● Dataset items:
>>>
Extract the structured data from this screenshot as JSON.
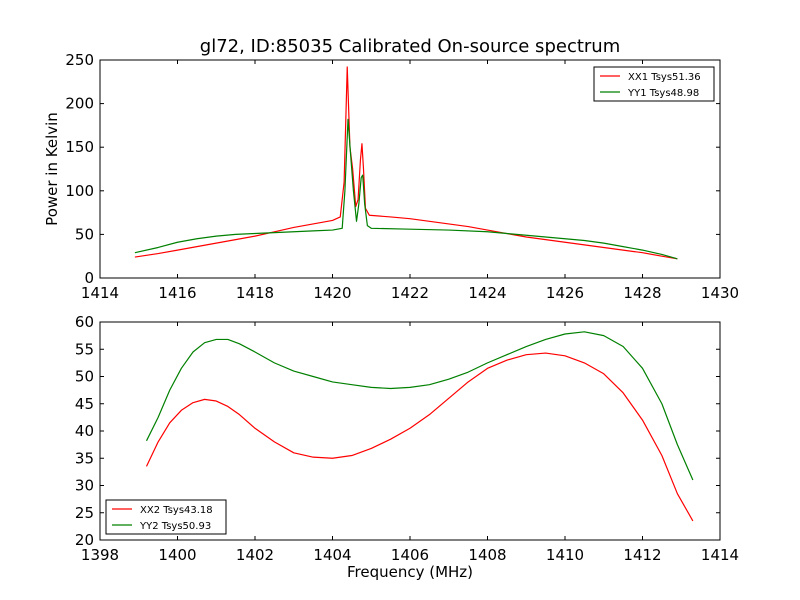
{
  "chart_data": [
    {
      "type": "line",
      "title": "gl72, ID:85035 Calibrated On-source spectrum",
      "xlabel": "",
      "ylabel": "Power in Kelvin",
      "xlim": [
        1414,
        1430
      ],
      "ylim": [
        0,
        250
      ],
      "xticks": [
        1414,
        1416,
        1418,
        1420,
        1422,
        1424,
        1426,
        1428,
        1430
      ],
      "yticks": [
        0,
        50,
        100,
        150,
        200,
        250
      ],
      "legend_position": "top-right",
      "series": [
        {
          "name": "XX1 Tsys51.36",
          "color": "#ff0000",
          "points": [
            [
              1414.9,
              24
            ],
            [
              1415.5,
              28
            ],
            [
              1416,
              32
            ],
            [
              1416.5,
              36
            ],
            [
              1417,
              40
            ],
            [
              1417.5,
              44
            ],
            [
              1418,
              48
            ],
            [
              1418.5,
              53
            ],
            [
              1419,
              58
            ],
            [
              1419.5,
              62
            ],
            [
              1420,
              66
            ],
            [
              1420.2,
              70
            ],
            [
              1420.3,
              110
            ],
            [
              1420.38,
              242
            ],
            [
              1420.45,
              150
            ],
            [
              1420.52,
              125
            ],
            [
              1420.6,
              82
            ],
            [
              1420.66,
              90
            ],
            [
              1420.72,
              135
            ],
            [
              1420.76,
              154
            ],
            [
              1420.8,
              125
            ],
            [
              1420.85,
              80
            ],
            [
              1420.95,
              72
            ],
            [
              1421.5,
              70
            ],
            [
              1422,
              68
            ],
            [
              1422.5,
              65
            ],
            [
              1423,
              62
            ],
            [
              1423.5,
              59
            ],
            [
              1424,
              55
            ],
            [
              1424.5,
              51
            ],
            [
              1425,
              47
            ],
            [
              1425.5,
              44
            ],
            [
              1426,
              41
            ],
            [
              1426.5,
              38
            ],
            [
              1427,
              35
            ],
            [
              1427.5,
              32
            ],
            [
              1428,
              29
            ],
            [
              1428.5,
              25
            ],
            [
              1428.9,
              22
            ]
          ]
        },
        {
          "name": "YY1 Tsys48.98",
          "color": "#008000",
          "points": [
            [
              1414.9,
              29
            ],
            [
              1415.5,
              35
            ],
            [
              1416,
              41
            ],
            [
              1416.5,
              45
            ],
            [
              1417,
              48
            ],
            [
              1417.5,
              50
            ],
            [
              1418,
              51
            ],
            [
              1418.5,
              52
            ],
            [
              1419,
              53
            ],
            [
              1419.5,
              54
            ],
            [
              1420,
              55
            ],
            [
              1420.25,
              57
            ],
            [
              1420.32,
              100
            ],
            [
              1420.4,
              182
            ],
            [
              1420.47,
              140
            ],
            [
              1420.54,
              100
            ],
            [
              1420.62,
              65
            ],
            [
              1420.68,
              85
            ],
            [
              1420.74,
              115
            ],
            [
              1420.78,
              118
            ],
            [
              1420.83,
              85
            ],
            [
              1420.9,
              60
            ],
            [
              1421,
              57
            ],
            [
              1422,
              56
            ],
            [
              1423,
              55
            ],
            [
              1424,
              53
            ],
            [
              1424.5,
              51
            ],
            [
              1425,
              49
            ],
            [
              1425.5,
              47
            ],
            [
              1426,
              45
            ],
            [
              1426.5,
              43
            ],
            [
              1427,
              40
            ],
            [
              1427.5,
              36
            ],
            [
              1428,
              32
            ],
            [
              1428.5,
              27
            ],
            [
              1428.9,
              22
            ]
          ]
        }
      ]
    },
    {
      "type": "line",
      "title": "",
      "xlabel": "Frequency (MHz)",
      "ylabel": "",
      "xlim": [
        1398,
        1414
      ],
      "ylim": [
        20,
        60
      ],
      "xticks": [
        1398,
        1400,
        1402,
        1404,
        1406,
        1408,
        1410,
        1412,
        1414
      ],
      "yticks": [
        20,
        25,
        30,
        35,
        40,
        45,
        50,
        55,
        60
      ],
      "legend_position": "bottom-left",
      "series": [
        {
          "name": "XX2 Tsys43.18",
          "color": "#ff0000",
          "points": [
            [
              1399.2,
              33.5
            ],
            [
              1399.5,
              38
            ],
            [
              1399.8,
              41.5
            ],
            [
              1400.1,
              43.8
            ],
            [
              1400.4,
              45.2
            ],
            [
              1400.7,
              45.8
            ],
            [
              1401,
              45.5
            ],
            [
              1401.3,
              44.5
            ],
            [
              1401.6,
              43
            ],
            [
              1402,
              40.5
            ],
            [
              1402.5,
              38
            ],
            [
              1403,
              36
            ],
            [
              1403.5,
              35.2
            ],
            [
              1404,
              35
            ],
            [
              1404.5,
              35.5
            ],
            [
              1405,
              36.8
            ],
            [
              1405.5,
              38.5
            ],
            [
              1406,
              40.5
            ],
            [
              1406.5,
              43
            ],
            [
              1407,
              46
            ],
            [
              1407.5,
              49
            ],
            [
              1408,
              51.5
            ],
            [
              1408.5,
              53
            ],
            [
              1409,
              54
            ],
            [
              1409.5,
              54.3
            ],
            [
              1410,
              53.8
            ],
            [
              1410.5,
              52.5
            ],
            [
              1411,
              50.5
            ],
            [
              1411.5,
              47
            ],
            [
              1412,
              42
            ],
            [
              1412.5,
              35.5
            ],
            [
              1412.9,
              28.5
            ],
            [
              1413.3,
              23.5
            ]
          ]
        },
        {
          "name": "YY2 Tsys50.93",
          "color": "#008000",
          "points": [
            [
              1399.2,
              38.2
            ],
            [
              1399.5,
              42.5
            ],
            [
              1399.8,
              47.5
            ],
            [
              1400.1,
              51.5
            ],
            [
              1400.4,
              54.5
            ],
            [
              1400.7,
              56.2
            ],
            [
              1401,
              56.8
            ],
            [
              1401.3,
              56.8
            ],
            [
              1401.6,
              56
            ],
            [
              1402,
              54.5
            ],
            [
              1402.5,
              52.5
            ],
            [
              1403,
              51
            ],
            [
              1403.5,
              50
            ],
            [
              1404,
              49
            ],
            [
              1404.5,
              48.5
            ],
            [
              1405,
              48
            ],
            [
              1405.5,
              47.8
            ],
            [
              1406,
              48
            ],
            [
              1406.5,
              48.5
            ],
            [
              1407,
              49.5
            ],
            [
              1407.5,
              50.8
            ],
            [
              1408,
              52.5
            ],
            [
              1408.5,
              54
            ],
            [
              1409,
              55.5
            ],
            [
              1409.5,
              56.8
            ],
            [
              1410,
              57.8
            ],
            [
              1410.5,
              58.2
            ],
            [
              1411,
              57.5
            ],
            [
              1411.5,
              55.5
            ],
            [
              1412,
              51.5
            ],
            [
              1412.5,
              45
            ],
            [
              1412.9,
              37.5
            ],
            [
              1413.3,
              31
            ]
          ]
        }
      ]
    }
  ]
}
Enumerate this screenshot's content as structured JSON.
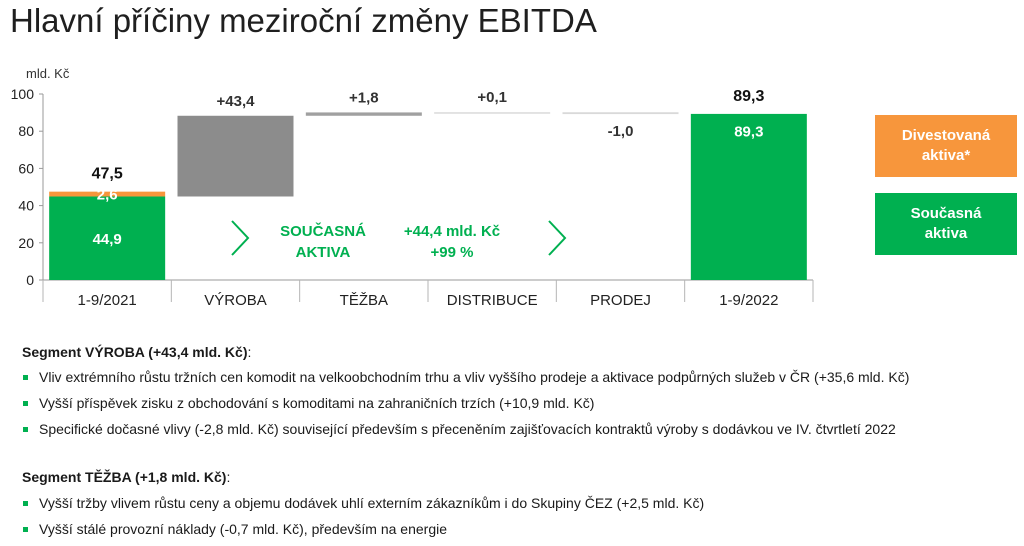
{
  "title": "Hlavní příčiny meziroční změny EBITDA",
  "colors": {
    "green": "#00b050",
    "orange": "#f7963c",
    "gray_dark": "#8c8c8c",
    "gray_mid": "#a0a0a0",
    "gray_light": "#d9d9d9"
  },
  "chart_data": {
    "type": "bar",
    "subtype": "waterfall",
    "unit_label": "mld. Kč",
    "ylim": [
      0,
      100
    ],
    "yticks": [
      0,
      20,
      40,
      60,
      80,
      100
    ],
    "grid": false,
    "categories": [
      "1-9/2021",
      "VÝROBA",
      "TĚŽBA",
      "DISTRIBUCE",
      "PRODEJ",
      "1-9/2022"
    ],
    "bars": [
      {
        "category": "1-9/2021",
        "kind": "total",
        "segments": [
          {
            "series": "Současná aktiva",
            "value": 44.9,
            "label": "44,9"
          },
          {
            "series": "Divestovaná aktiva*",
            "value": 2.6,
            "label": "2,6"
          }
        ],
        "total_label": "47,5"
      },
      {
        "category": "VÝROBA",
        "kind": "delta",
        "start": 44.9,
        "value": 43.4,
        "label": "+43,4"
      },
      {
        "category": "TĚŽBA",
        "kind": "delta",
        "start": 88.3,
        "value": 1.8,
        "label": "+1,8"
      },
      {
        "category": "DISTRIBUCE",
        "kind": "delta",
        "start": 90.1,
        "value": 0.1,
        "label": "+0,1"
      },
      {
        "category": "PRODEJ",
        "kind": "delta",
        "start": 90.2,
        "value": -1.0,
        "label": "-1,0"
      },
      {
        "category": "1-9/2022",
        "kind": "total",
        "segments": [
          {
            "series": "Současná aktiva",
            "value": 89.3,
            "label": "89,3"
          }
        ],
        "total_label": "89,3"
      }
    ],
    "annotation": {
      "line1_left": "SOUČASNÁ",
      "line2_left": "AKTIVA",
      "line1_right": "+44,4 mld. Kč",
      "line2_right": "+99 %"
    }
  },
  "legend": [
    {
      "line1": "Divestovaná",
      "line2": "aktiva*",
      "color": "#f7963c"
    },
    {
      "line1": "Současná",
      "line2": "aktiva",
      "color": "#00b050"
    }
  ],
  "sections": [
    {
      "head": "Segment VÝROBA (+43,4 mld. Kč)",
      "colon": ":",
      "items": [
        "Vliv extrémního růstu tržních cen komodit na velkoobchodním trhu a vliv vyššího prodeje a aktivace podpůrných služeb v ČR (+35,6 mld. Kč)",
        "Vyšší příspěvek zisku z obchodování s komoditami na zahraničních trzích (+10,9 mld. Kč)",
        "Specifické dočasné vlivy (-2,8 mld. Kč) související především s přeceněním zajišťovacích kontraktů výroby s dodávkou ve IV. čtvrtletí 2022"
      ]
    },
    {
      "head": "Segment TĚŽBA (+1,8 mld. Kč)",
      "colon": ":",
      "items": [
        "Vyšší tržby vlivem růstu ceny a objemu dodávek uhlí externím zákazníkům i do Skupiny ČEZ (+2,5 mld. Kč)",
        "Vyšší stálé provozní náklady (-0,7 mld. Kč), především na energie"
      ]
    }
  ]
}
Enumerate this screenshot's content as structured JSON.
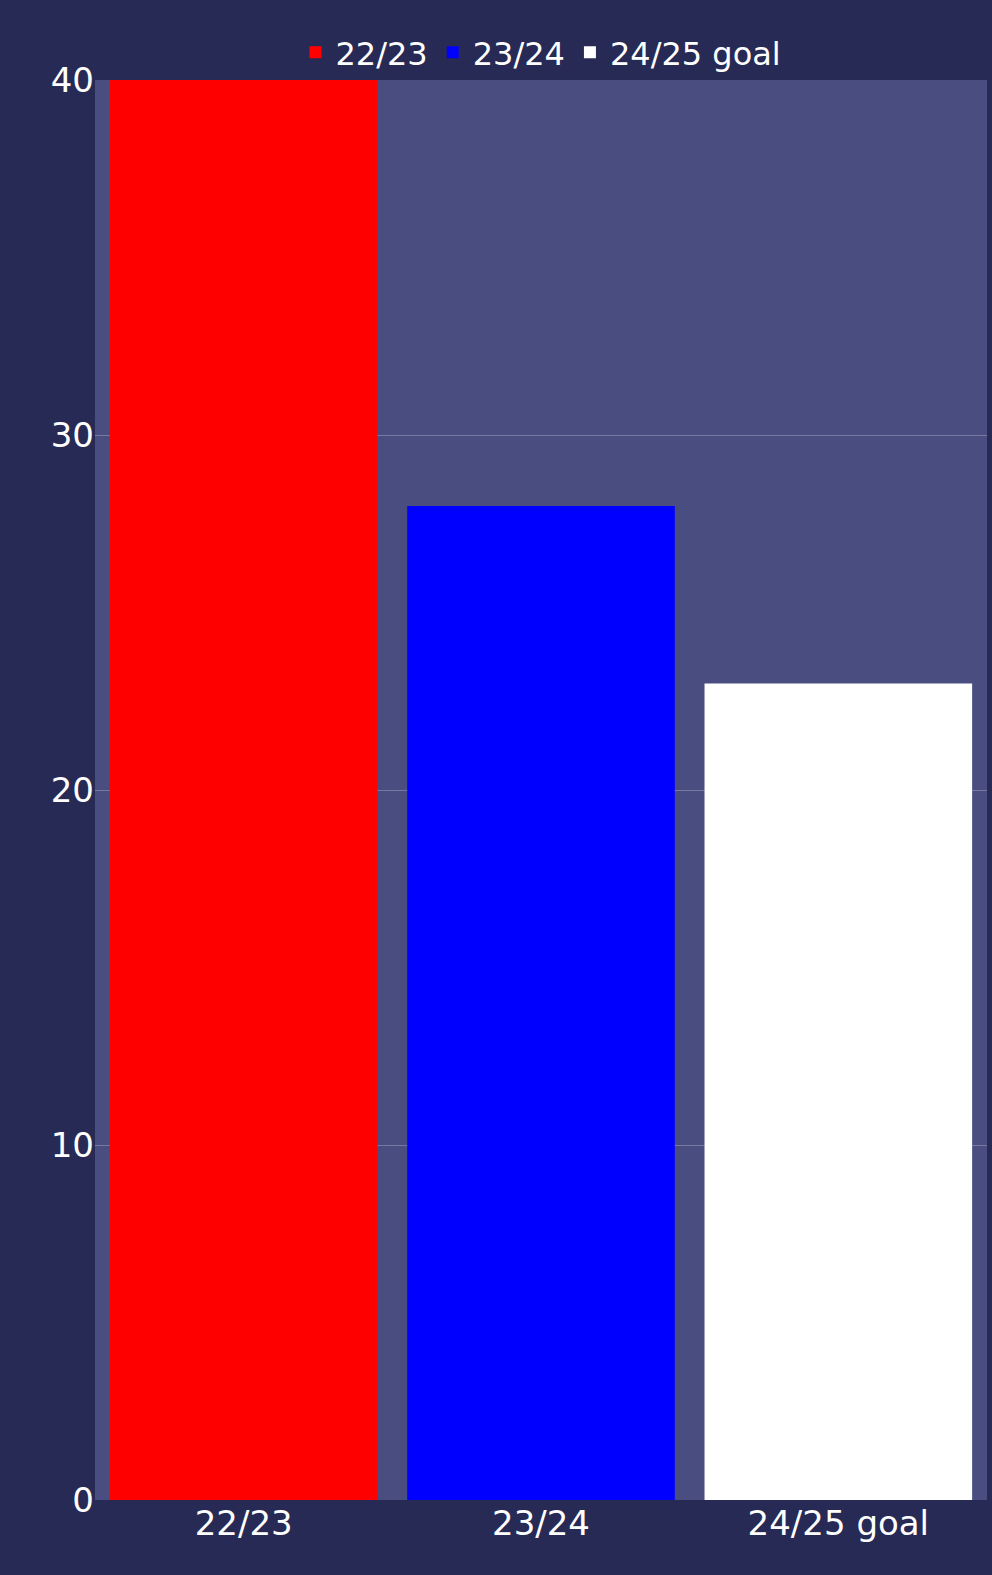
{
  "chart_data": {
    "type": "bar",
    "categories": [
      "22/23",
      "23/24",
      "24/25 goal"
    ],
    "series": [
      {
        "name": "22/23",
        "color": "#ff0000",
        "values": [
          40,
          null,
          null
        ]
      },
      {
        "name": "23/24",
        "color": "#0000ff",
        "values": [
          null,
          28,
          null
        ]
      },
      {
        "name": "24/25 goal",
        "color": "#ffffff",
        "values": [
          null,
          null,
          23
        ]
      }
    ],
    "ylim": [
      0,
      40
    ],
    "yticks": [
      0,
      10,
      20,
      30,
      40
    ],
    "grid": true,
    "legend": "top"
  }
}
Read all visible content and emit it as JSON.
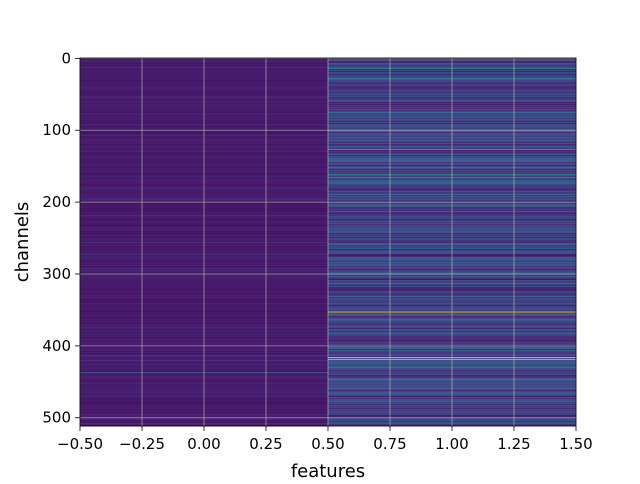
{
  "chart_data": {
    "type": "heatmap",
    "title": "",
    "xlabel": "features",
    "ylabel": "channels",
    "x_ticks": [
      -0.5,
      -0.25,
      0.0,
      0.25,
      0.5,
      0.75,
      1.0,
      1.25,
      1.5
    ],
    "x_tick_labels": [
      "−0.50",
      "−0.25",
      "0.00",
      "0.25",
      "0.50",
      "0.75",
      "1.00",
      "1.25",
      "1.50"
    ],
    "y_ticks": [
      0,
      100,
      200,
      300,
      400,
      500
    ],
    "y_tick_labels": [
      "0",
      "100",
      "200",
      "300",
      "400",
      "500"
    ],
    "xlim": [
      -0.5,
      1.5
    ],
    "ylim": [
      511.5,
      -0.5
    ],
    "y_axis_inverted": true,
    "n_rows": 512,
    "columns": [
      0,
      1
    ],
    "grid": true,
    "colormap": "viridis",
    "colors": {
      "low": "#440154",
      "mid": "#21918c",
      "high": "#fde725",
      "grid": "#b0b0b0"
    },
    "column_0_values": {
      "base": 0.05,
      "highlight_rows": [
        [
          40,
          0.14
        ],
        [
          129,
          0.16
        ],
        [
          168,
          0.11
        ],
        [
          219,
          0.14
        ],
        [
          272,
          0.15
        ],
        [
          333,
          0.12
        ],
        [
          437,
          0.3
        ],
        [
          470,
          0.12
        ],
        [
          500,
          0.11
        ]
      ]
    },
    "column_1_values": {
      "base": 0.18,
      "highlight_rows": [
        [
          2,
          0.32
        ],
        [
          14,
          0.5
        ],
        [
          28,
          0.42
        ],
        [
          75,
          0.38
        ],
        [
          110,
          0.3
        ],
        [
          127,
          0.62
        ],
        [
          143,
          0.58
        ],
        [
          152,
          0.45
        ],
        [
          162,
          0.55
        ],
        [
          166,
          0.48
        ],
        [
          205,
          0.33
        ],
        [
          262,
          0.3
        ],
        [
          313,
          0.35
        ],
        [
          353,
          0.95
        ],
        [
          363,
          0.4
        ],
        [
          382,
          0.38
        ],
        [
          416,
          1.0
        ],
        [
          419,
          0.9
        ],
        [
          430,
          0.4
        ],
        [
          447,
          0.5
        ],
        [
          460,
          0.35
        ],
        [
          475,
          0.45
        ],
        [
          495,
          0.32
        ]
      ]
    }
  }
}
<<<
● What to work on: Display every line of the listing that contains the string "JSON".

● Solution to this task:
Extract the structured data from this screenshot as JSON.
Enumerate this screenshot's content as structured JSON.
Enumerate this screenshot's content as structured JSON.
Read all visible content and emit it as JSON.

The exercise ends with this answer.